▼
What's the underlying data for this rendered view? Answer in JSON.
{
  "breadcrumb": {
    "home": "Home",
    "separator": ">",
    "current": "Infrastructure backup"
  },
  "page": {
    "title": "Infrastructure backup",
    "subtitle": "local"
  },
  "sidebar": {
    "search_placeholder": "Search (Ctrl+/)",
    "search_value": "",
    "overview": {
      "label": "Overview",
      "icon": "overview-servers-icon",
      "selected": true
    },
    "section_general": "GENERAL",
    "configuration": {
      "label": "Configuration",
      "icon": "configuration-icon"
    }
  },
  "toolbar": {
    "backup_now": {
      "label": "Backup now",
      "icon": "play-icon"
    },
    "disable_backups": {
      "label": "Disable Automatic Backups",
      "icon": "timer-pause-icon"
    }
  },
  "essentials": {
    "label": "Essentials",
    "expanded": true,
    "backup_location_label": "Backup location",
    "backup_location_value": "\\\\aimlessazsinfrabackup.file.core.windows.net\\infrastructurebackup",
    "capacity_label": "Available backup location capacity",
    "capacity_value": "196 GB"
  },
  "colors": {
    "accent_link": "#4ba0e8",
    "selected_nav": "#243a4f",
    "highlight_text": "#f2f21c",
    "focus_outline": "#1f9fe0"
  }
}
▲
▼
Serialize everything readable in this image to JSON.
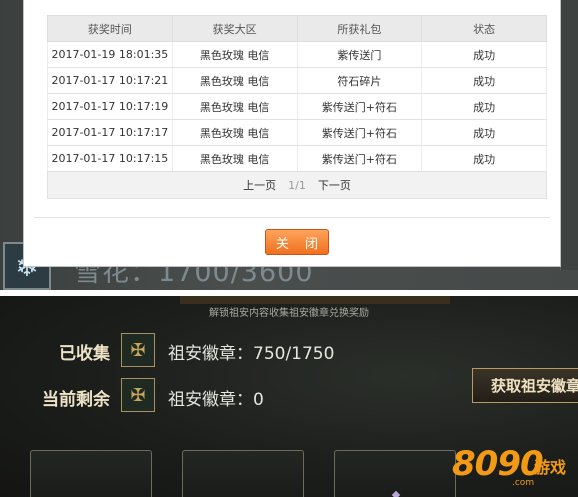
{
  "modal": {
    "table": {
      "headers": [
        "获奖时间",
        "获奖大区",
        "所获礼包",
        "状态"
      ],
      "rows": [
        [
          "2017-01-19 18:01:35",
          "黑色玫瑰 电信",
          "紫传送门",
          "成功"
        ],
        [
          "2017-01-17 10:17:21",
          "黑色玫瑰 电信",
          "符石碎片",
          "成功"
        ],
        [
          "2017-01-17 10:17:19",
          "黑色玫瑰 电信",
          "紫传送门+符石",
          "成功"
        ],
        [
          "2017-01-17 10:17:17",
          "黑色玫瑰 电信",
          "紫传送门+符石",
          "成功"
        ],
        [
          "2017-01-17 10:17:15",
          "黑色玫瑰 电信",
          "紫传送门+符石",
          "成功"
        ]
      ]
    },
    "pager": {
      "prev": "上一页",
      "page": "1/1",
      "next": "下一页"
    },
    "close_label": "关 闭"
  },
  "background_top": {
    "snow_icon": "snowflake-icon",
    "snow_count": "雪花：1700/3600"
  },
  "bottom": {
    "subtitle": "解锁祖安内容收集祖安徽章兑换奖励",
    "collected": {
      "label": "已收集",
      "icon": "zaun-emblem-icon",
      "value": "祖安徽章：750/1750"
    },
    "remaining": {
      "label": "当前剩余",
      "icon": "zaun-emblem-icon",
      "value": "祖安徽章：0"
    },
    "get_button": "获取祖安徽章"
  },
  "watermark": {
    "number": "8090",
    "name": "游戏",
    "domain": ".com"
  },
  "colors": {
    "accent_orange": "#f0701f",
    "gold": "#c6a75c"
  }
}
▲
## [WHAT YOU HAVE TO DO]
Using the entries above, tally how many lines have the word "subtitle" in them; write the number and nothing more.

## [WRITTEN REPLY]
2